Recorded data
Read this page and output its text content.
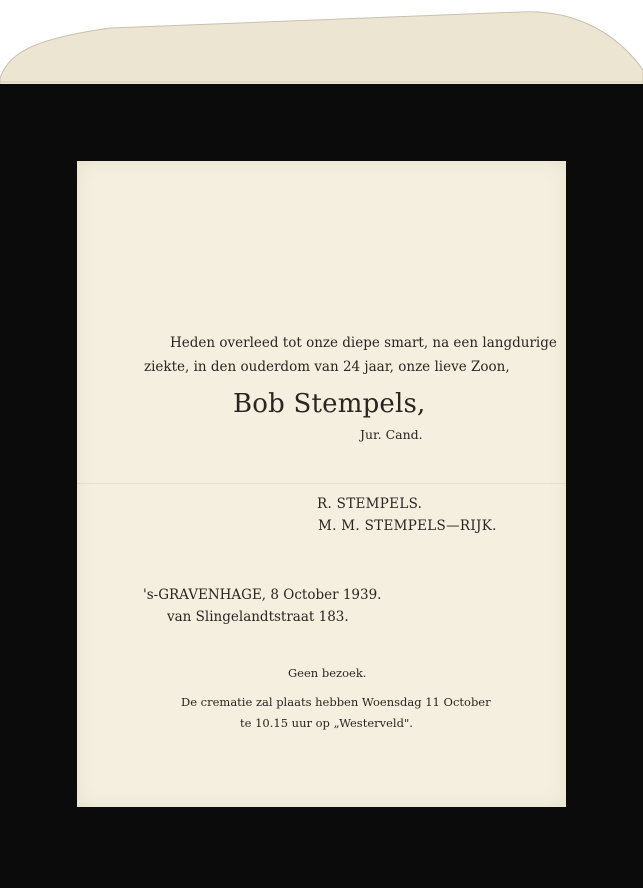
Heden overleed tot onze diepe smart, na een langdurige
ziekte, in den ouderdom van 24 jaar, onze lieve Zoon,
Bob Stempels,
Jur. Cand.
R. STEMPELS.
M. M. STEMPELS—RIJK.
's-GRAVENHAGE, 8 October 1939.
van Slingelandtstraat 183.
Geen bezoek.
De crematie zal plaats hebben Woensdag 11 October
te 10.15 uur op „Westerveld".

# Task directions
Do not include the images; transcribe the rest of the listing exactly.

# Full answer
Read this page and output its text content.
Heden overleed tot onze diepe smart, na een langdurige
ziekte, in den ouderdom van 24 jaar, onze lieve Zoon,
Bob Stempels,
Jur. Cand.
R. STEMPELS.
M. M. STEMPELS—RIJK.
's-GRAVENHAGE, 8 October 1939.
van Slingelandtstraat 183.
Geen bezoek.
De crematie zal plaats hebben Woensdag 11 October
te 10.15 uur op „Westerveld".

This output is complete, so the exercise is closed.